▶ [Selected extract]:
- Opening Delimiter -

# 27337 or 11406



## codedog (Mar 30, 2011)

I WANT to go with cpt code 11406 but something is telling me to use 27327. Also PATH REPORT SAID no skin is present with the specimen,but doc reports that lesion is  just below the skin. Path  report  came back as a deep penetraing dermatofiboma-so would  27337 be the right the right choice?



POSTOPERATIVE DIAGNOSIS:  Left thigh mass.
OPERATION:  Excision of left thigh mass, 3 to 4 cm.
D.
ASSISTANT:  None.
ESTIMATED BLOOD LOSS:  Minimal.
LAP SPONGE AND NEEDLE COUNT:  Correct.
PROCEDURE IN DETAIL:
After appropriate informed consent was signed, the patient was taken to the operating room, was transferred to the operating table, and underwent general anesthesia with successful endotracheal intubation.  The area was prepped and draped in the normal fashion.  The patient had been examined by me in the preoperative holding area.  A time-out had been called to identify correct patient and correct procedure.  Preoperative antibiotics were given prior to skin incision.  Incision over the area was made in Langer's lines along the axis of around 4 to 5 cm.  Dissection was carried out through the skin and subcutaneous tissue.  The entire mass that appeared to be hard with surrounding fat was removed.  Excellent hemostasis was noted to be obtained.  The wound was closed with 3-0 Vicryl pop-offs and nylon for the skin.  The patient tolerated the procedure well and was transferred to the recovery room in stable condition.


----------



## Jamie Dezenzo (Mar 31, 2011)

*dx 216.7*

I'm going towards 11406 since neoplasm, skin


----------



## SS62 (Apr 6, 2011)

Hi
Correct me if I am wrong, please...wouldnt the following statement  "_Dissection was carried out through the skin and subcutaneous tissue"._  qualify this for 27337?  also path stated "_deep penetraing dermatofiboma_"    IMHO...Thanks...

- Closing Delimiter -

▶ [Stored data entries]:
- Opening Delimiter -

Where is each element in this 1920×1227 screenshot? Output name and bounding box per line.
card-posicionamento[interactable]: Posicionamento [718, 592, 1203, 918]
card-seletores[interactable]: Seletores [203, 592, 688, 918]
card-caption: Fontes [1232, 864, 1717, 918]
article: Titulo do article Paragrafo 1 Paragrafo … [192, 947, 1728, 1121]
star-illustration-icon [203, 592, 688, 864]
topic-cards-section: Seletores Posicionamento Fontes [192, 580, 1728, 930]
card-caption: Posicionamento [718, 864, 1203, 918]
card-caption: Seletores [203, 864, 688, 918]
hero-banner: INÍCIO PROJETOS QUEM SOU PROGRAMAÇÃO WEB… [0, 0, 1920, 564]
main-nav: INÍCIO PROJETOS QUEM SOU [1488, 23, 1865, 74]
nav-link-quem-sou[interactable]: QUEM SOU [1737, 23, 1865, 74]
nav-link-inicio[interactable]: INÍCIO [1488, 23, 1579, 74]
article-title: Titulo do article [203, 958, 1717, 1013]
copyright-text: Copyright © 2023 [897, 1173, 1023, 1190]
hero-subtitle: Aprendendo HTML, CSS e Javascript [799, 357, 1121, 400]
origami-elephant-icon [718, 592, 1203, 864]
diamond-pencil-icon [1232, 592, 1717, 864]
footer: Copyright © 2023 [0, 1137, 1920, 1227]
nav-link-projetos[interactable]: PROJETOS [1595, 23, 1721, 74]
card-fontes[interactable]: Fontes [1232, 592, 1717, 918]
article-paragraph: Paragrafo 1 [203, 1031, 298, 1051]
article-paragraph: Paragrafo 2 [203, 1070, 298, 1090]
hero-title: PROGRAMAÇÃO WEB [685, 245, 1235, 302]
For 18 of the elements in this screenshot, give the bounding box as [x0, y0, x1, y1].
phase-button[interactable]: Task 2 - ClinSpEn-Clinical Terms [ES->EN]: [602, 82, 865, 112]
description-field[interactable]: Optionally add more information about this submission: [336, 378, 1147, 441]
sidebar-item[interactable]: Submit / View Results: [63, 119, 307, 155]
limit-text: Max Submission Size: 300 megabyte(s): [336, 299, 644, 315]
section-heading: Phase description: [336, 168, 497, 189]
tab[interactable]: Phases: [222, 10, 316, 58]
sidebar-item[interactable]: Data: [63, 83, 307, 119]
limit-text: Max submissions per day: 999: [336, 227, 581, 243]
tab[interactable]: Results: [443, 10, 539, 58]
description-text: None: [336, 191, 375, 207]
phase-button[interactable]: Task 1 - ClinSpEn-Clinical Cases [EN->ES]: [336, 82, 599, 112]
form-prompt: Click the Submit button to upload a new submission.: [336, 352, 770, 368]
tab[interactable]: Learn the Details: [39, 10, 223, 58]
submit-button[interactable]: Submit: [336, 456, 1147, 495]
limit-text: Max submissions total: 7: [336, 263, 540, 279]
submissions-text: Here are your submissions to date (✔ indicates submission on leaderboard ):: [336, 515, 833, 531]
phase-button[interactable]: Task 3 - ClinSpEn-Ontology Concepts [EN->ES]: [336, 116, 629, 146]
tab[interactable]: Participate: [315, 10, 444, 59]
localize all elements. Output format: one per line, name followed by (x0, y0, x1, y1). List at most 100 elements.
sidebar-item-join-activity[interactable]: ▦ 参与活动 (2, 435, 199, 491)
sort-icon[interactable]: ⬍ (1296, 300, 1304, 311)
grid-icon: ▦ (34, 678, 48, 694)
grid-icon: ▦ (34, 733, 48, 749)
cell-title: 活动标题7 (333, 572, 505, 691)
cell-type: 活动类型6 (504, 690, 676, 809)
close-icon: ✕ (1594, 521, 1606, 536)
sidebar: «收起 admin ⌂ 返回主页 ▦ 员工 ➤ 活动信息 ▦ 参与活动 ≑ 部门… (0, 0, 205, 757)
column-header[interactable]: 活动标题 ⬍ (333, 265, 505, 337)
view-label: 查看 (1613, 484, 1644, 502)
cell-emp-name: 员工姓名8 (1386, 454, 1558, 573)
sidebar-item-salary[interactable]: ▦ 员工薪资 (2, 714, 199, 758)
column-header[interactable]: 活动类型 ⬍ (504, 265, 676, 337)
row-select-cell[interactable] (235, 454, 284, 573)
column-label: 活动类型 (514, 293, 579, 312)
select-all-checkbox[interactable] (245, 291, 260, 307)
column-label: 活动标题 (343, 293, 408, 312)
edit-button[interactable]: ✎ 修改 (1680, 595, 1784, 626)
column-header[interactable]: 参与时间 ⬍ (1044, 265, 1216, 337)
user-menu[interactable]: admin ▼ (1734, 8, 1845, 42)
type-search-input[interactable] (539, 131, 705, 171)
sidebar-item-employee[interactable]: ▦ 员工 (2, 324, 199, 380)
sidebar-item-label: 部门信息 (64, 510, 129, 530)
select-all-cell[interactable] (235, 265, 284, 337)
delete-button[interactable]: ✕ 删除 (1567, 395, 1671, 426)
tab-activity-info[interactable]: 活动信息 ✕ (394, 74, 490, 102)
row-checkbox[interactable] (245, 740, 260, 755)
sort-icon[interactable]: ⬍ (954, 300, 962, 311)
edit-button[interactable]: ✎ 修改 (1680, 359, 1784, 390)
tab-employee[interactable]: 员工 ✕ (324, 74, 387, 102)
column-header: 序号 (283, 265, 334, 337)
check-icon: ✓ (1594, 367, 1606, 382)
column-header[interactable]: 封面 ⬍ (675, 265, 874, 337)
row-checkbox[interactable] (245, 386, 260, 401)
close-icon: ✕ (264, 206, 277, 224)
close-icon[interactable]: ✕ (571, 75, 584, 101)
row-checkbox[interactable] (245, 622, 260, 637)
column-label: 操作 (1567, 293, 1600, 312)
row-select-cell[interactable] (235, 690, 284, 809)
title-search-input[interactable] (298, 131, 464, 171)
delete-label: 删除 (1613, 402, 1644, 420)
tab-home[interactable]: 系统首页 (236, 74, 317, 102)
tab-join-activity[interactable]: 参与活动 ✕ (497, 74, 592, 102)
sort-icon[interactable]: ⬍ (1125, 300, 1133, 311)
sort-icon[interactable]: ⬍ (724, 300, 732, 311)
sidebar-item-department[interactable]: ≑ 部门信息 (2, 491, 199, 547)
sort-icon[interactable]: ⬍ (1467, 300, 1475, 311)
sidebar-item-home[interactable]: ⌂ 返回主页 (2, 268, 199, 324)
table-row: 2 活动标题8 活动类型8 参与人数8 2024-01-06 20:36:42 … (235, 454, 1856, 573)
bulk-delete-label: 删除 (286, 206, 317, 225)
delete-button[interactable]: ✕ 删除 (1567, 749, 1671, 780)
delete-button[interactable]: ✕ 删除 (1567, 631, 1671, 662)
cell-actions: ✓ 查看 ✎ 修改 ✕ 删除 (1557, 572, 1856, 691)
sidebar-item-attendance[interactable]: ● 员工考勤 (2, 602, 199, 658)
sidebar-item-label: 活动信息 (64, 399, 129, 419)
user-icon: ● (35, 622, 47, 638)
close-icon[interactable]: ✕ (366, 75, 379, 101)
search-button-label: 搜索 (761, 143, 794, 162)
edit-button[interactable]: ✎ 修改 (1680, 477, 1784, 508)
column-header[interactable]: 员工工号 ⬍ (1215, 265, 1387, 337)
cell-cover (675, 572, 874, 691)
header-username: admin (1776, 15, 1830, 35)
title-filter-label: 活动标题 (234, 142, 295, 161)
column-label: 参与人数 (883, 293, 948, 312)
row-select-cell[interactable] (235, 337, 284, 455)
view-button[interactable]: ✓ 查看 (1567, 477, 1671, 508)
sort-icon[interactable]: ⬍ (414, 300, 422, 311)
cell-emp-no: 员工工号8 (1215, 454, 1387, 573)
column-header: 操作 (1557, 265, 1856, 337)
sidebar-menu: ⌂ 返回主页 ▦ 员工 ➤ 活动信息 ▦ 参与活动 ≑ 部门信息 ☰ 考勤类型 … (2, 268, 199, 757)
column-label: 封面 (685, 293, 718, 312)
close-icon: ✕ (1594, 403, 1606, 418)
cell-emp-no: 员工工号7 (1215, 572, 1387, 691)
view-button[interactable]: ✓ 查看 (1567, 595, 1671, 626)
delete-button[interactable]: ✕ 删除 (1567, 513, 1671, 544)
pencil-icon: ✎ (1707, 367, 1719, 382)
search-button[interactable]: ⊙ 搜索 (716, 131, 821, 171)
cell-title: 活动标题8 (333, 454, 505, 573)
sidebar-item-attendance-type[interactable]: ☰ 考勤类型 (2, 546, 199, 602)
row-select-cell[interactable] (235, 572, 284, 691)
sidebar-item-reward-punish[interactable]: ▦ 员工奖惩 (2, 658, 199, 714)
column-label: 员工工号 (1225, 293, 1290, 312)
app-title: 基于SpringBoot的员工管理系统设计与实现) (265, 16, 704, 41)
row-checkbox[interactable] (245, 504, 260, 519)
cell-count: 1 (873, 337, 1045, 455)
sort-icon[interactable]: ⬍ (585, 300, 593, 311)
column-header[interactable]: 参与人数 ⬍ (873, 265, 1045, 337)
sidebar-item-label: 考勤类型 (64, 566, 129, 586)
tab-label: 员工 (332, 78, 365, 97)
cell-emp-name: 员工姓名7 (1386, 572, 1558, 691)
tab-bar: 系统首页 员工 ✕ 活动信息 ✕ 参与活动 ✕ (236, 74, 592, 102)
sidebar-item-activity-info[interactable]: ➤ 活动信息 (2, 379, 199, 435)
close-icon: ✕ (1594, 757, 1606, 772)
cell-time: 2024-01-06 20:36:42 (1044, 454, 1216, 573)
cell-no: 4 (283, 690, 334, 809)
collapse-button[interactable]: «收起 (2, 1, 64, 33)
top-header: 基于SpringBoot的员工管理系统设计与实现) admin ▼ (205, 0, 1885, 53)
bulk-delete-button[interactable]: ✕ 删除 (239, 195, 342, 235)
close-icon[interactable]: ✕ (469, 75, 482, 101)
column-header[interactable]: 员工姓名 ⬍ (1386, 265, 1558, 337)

- Closing Delimiter -

▶ [Task instructions]:
Please continue the forum thread on choosing between CPT codes 27337 and 11406, starting right after its final post.

▶ [Answer for this exercise]:
----------



## Jamie Dezenzo (Apr 12, 2011)

CPT ASST.
Year: 2011

Issue: January 

Pages: 9-10 

Title: Coding Consultation: Questions and Answers 

Body: Surgery: Integumentary System

Question:The patient has a large 4-cm sebaceous cyst in the middle of the back. The incision was made right over the cyst, cutting through skin and subcutaneous tissue. Should this be reported from the Integumentary or Musculoskeletal system codes?

Answer:The appropriate code for this procedure (excision of benign lesion codes 11400-11406 of the Integumentary subsection) would be based on the size of the excised diameter. These tumors originate from the dermis or adnexal structures and are not considered soft tissue tumors, even though they may protrude into subcutaneous tissue.

I'm looking at the dermatofiboma the same way, just my thought ....


----------



## ASC CODER (Apr 12, 2011)

If it starts ON the skin and could go subcu then use the integ. codes. 

If it is under skin and goes subcu like example lipoma etc... then use the musc. codes


----------



## EMS7775 (Apr 12, 2011)

I would go with 27337.

Ebony Ratclffe, CPC


----------



## bethh05 (Apr 12, 2011)

Dermatofibromas are benign skin growths, I would stick with integumentary codes.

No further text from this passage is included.